* What is required:
Reproduce the listing that follows with no differences at all.

* Data shown:
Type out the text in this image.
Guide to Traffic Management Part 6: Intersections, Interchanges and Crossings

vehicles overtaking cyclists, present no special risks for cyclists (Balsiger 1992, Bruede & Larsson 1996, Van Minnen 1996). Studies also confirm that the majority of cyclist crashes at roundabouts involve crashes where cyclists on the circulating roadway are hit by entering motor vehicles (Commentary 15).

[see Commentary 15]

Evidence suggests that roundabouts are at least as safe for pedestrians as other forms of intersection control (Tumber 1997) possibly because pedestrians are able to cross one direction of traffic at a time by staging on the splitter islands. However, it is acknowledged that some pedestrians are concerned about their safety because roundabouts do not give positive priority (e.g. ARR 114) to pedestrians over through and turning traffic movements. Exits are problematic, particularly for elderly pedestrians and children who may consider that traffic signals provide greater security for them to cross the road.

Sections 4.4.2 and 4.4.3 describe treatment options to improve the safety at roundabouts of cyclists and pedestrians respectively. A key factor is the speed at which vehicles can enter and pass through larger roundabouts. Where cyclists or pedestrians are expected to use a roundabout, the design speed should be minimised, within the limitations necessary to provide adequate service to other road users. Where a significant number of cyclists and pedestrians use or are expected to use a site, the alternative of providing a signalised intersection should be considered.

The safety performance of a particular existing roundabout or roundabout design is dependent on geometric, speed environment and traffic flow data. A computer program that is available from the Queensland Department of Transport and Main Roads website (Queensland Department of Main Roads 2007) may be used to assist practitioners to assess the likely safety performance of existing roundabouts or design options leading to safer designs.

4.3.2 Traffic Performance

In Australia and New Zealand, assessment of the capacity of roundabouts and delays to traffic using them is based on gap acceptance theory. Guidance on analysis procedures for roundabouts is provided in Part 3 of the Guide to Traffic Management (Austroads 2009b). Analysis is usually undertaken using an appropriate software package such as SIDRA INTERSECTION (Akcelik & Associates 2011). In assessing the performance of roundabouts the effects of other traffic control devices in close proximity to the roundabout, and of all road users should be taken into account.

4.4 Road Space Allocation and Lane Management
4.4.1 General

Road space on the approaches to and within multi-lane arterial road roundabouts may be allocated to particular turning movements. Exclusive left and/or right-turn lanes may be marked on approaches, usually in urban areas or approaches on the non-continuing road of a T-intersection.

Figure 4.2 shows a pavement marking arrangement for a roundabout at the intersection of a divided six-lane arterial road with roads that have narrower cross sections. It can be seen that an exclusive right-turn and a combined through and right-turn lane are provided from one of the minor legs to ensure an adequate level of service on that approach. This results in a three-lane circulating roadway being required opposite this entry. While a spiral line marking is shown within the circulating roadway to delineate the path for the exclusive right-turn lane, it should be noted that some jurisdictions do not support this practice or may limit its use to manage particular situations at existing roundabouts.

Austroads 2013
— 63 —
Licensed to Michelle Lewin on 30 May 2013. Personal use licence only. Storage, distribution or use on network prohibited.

* Solution for this task:
Type out the text in this image.
Guide to Traffic Management Part 6: Intersections, Interchanges and Crossings

vehicles overtaking cyclists, present no special risks for cyclists (Balsiger 1992, Bruede & Larsson 1996, Van Minnen 1996). Studies also confirm that the majority of cyclist crashes at roundabouts involve crashes where cyclists on the circulating roadway are hit by entering motor vehicles (Commentary 15).

[see Commentary 15]

Evidence suggests that roundabouts are at least as safe for pedestrians as other forms of intersection control (Tumber 1997) possibly because pedestrians are able to cross one direction of traffic at a time by staging on the splitter islands. However, it is acknowledged that some pedestrians are concerned about their safety because roundabouts do not give positive priority (e.g. ARR 114) to pedestrians over through and turning traffic movements. Exits are problematic, particularly for elderly pedestrians and children who may consider that traffic signals provide greater security for them to cross the road.

Sections 4.4.2 and 4.4.3 describe treatment options to improve the safety at roundabouts of cyclists and pedestrians respectively. A key factor is the speed at which vehicles can enter and pass through larger roundabouts. Where cyclists or pedestrians are expected to use a roundabout, the design speed should be minimised, within the limitations necessary to provide adequate service to other road users. Where a significant number of cyclists and pedestrians use or are expected to use a site, the alternative of providing a signalised intersection should be considered.

The safety performance of a particular existing roundabout or roundabout design is dependent on geometric, speed environment and traffic flow data. A computer program that is available from the Queensland Department of Transport and Main Roads website (Queensland Department of Main Roads 2007) may be used to assist practitioners to assess the likely safety performance of existing roundabouts or design options leading to safer designs.

4.3.2 Traffic Performance

In Australia and New Zealand, assessment of the capacity of roundabouts and delays to traffic using them is based on gap acceptance theory. Guidance on analysis procedures for roundabouts is provided in Part 3 of the Guide to Traffic Management (Austroads 2009b). Analysis is usually undertaken using an appropriate software package such as SIDRA INTERSECTION (Akcelik & Associates 2011). In assessing the performance of roundabouts the effects of other traffic control devices in close proximity to the roundabout, and of all road users should be taken into account.

4.4 Road Space Allocation and Lane Management
4.4.1 General

Road space on the approaches to and within multi-lane arterial road roundabouts may be allocated to particular turning movements. Exclusive left and/or right-turn lanes may be marked on approaches, usually in urban areas or approaches on the non-continuing road of a T-intersection.

Figure 4.2 shows a pavement marking arrangement for a roundabout at the intersection of a divided six-lane arterial road with roads that have narrower cross sections. It can be seen that an exclusive right-turn and a combined through and right-turn lane are provided from one of the minor legs to ensure an adequate level of service on that approach. This results in a three-lane circulating roadway being required opposite this entry. While a spiral line marking is shown within the circulating roadway to delineate the path for the exclusive right-turn lane, it should be noted that some jurisdictions do not support this practice or may limit its use to manage particular situations at existing roundabouts.

Austroads 2013
— 63 —
Licensed to Michelle Lewin on 30 May 2013. Personal use licence only. Storage, distribution or use on network prohibited.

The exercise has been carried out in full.